• [Task details]:
The records below must be copied in full; omit the images.

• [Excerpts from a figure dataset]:
╭──
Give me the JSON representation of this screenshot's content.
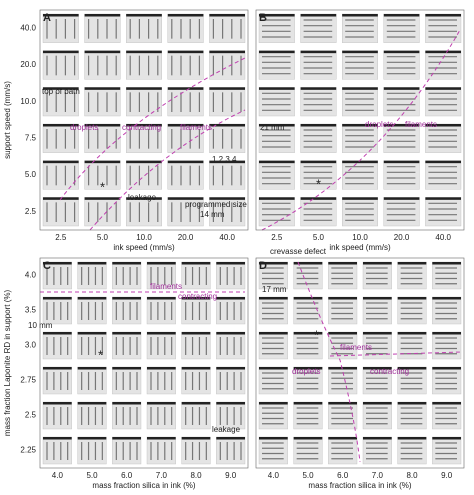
{
  "panels": [
    {
      "label": "A",
      "x_axis": {
        "label": "ink speed (mm/s)",
        "ticks": [
          "2.5",
          "5.0",
          "10.0",
          "20.0",
          "40.0"
        ]
      },
      "y_axis": {
        "label": "support speed (mm/s)",
        "ticks": [
          "40.0",
          "20.0",
          "10.0",
          "7.5",
          "5.0",
          "2.5"
        ]
      },
      "annotations": {
        "top": "top of bath",
        "droplets": "droplets",
        "contracting": "contracting",
        "filaments": "filaments",
        "leakage": "leakage",
        "programmed": "programmed size",
        "size": "14 mm",
        "nozzles": "1 2 3 4",
        "star": "*"
      }
    },
    {
      "label": "B",
      "x_axis": {
        "label": "ink speed (mm/s)",
        "ticks": [
          "2.5",
          "5.0",
          "10.0",
          "20.0",
          "40.0"
        ]
      },
      "y_axis": {
        "ticks": []
      },
      "annotations": {
        "scale": "21 mm",
        "droplets": "droplets",
        "filaments": "filaments",
        "star": "*"
      }
    },
    {
      "label": "C",
      "x_axis": {
        "label": "mass fraction silica in ink (%)",
        "ticks": [
          "4.0",
          "5.0",
          "6.0",
          "7.0",
          "8.0",
          "9.0"
        ]
      },
      "y_axis": {
        "label": "mass fraction Laponite RD in support (%)",
        "ticks": [
          "4.0",
          "3.5",
          "3.0",
          "2.75",
          "2.5",
          "2.25"
        ]
      },
      "annotations": {
        "scale": "10 mm",
        "filaments": "filaments",
        "contracting": "contracting",
        "leakage": "leakage",
        "star": "*"
      }
    },
    {
      "label": "D",
      "x_axis": {
        "label": "mass fraction silica in ink (%)",
        "ticks": [
          "4.0",
          "5.0",
          "6.0",
          "7.0",
          "8.0",
          "9.0"
        ]
      },
      "y_axis": {
        "ticks": []
      },
      "annotations": {
        "crevasse": "crevasse defect",
        "scale": "17 mm",
        "filaments": "filaments",
        "droplets": "droplets",
        "contracting": "contracting",
        "star": "*"
      }
    }
  ]
}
╰──
• [Reply to the exercise]:
Give me the JSON representation of this screenshot's content.
{
  "panels": [
    {
      "label": "A",
      "x_axis": {
        "label": "ink speed (mm/s)",
        "ticks": [
          "2.5",
          "5.0",
          "10.0",
          "20.0",
          "40.0"
        ]
      },
      "y_axis": {
        "label": "support speed (mm/s)",
        "ticks": [
          "40.0",
          "20.0",
          "10.0",
          "7.5",
          "5.0",
          "2.5"
        ]
      },
      "annotations": {
        "top": "top of bath",
        "droplets": "droplets",
        "contracting": "contracting",
        "filaments": "filaments",
        "leakage": "leakage",
        "programmed": "programmed size",
        "size": "14 mm",
        "nozzles": "1 2 3 4",
        "star": "*"
      }
    },
    {
      "label": "B",
      "x_axis": {
        "label": "ink speed (mm/s)",
        "ticks": [
          "2.5",
          "5.0",
          "10.0",
          "20.0",
          "40.0"
        ]
      },
      "y_axis": {
        "ticks": []
      },
      "annotations": {
        "scale": "21 mm",
        "droplets": "droplets",
        "filaments": "filaments",
        "star": "*"
      }
    },
    {
      "label": "C",
      "x_axis": {
        "label": "mass fraction silica in ink (%)",
        "ticks": [
          "4.0",
          "5.0",
          "6.0",
          "7.0",
          "8.0",
          "9.0"
        ]
      },
      "y_axis": {
        "label": "mass fraction Laponite RD in support (%)",
        "ticks": [
          "4.0",
          "3.5",
          "3.0",
          "2.75",
          "2.5",
          "2.25"
        ]
      },
      "annotations": {
        "scale": "10 mm",
        "filaments": "filaments",
        "contracting": "contracting",
        "leakage": "leakage",
        "star": "*"
      }
    },
    {
      "label": "D",
      "x_axis": {
        "label": "mass fraction silica in ink (%)",
        "ticks": [
          "4.0",
          "5.0",
          "6.0",
          "7.0",
          "8.0",
          "9.0"
        ]
      },
      "y_axis": {
        "ticks": []
      },
      "annotations": {
        "crevasse": "crevasse defect",
        "scale": "17 mm",
        "filaments": "filaments",
        "droplets": "droplets",
        "contracting": "contracting",
        "star": "*"
      }
    }
  ]
}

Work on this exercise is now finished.